■ Directions:
[1] From the Gamergate text below, copy the stretch from "He spoke too" through "to change this." word for word.
[2] Decide whether each statement agrees with the Gamergate text below. Answer yes or no for each and quote the words of the text that decide it. (a) IGN has covered Gamergate. (b) Patrick Klepek of Giant Bomb broke the silence at his publication on Monday. (c) Women make up half of all gamers.

■ Quoted passage:
————————

Some have. But many more have been silent. In the male-dominated video game media, many have chosen to sit by and do nothing as Gamergate picks us off, one by one. IGN has not covered Gamergate. Game Informer has not covered Gamergate. Ironically, the people who most need to hear this message are not hearing it, because of an editorial choice to stay on the sidelines.

He spoke too soon; Andy caved earlier today. So, it is an absolutely ludicrous lie to claim that anyone in the game industry is not hearing the absurd message, especially when anti-gaming pinkshirts are openly bragging about how the media is in their back pocket.

There are many straightforward steps we can take to change this.

First, major institutions in video games, which happen to be dominated by men, need to speak up immediately and denounce Gamergate. The dam started to break this week as Patrick Klepek of Giant Bomb broke the silence at their publication on Monday. Last week, the industry’s top trade group, the Electronic Software Association spoke out against Gamergate, saying “Threats of violence and harassment have to stop. There is no place in the video game community for personal attacks and threats.”

No one, literally no one, cares what “the Electronic Software Association” has to say. Considering how successful they were attacking video game piracy, if they’re on the anti-gamers’ side, the pinkshirts ought to raise the white flag now.

Secondly, I call upon the entire industry to examine its hiring practices at all levels. Women make up half of all gamers, yet we make up only a fraction of this industry. While it’s possible to point to high profile women in the field, the fact remains. Women hold a shockingly disproportionate number of high level positions in game studios, game publishers and particularly in leadership roles. There are just 11 percent of game designers and 3 percent of programmers, according to The Boston Globe. Game journalism also plays a critical role. It doesn’t matter how many women we get into game production. If the only people evaluating the work we do continue to be men, women’s voices will never be heard.

————————

■ Extracted data:
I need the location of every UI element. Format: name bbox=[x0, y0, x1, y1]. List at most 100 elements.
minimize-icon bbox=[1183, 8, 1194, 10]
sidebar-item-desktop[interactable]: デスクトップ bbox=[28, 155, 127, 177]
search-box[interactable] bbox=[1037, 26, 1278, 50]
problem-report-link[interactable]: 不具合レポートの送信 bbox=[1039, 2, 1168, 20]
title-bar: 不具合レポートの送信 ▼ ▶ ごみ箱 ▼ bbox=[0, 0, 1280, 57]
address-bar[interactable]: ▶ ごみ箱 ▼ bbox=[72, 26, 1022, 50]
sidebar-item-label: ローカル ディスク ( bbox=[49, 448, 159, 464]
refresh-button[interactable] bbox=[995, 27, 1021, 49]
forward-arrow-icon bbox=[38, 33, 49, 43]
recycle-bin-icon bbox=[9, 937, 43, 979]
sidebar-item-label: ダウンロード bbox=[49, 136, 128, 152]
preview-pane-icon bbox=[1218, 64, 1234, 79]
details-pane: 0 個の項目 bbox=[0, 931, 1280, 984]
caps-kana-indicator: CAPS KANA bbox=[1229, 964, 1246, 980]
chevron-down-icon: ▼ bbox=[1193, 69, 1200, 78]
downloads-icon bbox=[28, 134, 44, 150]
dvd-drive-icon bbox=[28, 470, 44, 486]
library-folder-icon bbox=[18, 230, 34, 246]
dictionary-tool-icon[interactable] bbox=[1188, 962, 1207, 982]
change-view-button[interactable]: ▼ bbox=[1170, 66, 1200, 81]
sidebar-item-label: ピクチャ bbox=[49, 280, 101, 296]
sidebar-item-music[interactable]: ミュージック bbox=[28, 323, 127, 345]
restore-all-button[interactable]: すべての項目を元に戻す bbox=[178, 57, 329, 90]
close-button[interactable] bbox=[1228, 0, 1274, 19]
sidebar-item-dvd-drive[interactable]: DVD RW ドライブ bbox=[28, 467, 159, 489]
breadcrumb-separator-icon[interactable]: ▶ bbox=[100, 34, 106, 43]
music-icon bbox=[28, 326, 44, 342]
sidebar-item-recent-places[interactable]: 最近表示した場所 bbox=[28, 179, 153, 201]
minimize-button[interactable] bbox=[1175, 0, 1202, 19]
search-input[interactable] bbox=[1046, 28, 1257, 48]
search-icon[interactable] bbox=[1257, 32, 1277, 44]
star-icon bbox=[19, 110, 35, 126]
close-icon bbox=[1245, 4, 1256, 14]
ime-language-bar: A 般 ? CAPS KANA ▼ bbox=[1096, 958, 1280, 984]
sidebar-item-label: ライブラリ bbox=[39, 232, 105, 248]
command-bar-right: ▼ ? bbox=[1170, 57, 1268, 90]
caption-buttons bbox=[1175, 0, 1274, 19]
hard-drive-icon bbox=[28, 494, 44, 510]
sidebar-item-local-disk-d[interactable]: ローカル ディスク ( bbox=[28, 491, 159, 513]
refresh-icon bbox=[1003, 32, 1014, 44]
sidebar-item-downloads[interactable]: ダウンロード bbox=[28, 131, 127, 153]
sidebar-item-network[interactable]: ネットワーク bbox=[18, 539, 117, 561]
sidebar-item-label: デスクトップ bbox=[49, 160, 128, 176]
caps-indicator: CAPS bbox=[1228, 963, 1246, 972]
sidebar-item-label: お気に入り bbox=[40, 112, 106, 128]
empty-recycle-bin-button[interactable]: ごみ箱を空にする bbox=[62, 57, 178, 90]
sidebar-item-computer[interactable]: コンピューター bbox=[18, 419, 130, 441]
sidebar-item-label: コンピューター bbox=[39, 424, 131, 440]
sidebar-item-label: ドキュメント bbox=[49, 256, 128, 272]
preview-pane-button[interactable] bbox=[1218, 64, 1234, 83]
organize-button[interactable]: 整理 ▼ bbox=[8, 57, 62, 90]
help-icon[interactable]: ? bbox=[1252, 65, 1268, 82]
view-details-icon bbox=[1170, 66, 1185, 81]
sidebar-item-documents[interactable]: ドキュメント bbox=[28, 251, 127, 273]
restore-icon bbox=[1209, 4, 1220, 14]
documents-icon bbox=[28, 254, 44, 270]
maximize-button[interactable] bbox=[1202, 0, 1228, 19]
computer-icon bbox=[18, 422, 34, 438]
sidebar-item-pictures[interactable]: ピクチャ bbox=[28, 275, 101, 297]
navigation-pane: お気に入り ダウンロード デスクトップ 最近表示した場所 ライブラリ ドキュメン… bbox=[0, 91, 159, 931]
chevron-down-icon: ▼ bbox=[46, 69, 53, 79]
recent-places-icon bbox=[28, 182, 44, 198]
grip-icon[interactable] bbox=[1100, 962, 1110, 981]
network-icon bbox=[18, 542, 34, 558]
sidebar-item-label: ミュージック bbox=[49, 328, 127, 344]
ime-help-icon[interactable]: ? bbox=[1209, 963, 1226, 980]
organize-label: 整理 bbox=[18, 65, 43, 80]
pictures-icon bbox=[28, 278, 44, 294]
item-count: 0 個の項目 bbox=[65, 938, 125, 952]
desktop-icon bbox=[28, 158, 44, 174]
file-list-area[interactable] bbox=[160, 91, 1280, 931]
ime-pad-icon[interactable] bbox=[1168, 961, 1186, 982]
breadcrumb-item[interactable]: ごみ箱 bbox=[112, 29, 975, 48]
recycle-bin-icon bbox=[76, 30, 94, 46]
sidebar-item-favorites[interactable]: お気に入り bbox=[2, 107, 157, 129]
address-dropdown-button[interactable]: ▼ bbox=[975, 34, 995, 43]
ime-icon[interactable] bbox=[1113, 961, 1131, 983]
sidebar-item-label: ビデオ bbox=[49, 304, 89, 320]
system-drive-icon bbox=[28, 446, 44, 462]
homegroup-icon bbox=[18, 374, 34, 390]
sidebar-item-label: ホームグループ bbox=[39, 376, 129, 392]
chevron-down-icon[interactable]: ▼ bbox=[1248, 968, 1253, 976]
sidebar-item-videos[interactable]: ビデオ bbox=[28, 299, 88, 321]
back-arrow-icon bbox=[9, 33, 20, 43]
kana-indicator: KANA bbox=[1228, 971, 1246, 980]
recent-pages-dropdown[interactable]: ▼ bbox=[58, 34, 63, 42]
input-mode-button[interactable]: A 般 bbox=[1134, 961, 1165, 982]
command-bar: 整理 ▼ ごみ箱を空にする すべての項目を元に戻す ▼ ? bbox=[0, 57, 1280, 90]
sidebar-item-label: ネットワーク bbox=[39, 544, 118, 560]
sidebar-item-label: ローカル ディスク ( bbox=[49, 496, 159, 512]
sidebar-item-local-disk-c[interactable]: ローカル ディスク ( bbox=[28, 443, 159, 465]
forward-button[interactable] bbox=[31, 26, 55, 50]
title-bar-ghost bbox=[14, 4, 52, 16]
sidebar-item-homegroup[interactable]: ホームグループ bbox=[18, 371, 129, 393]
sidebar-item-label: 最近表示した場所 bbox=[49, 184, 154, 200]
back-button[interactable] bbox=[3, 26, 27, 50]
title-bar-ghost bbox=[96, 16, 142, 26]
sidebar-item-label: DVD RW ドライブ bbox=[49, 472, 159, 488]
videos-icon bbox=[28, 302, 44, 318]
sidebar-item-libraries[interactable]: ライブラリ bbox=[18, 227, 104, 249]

————————

■ Answers for the exercise:
[1]
He spoke too soon; Andy caved earlier today. So, it is an absolutely ludicrous lie to claim that anyone in the game industry is not hearing the absurd message, especially when anti-gaming pinkshirts are openly bragging about how the media is in their back pocket.

There are many straightforward steps we can take to change this.

[2]
(a) No: "IGN has not covered Gamergate."
(b) Yes: "Patrick Klepek of Giant Bomb broke the silence at their publication on Monday."
(c) Yes: "Women make up half of all gamers"